▶ _Exercise directions_: Report, word for word, every line of the material that contains "color".

(Raw records)
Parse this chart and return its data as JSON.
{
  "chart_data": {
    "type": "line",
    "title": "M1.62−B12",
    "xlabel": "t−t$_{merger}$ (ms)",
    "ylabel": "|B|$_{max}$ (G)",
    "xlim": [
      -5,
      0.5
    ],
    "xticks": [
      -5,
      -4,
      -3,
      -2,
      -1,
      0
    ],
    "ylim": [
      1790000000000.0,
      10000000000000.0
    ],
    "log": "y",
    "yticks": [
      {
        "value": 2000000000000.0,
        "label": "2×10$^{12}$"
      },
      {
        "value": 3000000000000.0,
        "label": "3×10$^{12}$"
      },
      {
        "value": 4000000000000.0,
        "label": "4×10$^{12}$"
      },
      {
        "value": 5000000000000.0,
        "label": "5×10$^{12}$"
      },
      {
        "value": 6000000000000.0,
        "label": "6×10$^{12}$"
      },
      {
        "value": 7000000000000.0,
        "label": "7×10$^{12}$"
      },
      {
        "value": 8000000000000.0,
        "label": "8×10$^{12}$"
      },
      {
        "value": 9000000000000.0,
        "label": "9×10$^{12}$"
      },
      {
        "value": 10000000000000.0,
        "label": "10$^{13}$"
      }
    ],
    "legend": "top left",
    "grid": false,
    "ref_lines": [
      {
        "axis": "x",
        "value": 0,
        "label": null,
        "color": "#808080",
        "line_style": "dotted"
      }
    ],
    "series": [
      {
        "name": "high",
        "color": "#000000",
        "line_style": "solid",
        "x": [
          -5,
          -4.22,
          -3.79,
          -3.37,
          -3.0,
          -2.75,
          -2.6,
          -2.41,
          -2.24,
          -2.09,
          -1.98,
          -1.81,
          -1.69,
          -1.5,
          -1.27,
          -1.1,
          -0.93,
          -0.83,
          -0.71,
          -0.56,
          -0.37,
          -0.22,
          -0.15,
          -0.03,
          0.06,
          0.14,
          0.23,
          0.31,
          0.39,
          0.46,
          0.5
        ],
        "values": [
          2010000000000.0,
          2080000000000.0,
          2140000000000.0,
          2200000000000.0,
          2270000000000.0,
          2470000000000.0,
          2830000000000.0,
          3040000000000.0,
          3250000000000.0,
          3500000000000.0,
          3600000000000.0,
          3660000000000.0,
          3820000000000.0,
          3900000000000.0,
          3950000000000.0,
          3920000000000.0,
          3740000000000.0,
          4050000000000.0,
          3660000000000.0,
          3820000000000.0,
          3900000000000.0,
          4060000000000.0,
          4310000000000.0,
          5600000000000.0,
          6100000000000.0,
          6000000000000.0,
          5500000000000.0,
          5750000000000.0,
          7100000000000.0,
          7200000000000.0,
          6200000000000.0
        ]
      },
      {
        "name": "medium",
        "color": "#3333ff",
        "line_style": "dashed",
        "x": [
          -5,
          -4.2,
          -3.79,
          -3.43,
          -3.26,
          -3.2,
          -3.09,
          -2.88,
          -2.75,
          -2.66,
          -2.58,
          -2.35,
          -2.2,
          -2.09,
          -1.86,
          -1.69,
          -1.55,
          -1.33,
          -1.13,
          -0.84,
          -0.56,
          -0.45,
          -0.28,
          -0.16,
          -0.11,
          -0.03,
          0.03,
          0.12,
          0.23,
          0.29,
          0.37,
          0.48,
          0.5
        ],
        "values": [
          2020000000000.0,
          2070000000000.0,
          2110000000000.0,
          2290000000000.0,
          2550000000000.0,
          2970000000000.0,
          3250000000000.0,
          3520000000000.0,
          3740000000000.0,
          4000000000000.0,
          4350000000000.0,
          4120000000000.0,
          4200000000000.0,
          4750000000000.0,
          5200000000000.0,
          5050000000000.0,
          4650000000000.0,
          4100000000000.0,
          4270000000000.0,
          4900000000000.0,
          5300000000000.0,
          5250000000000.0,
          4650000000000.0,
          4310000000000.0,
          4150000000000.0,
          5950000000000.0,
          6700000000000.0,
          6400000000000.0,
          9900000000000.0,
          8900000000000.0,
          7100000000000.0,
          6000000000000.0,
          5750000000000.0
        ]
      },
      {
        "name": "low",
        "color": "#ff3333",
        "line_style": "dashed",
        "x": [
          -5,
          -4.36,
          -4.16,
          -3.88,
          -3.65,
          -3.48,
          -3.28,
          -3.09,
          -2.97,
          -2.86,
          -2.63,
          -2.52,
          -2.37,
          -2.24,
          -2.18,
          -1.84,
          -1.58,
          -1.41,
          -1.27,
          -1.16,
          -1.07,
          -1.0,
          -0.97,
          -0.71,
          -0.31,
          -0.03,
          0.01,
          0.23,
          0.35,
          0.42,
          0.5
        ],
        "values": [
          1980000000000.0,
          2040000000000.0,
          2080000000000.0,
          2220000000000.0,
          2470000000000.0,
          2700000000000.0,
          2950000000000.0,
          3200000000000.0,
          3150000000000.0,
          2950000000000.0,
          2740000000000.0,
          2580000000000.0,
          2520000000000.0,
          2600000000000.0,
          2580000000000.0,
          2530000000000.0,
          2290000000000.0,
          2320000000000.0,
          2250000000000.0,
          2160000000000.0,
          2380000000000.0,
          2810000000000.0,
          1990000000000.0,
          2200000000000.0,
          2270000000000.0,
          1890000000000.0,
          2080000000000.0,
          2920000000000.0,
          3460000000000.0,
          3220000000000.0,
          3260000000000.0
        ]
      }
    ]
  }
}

▶ _Answer below_:
        "color": "#808080",
        "color": "#000000",
        "color": "#3333ff",
        "color": "#ff3333",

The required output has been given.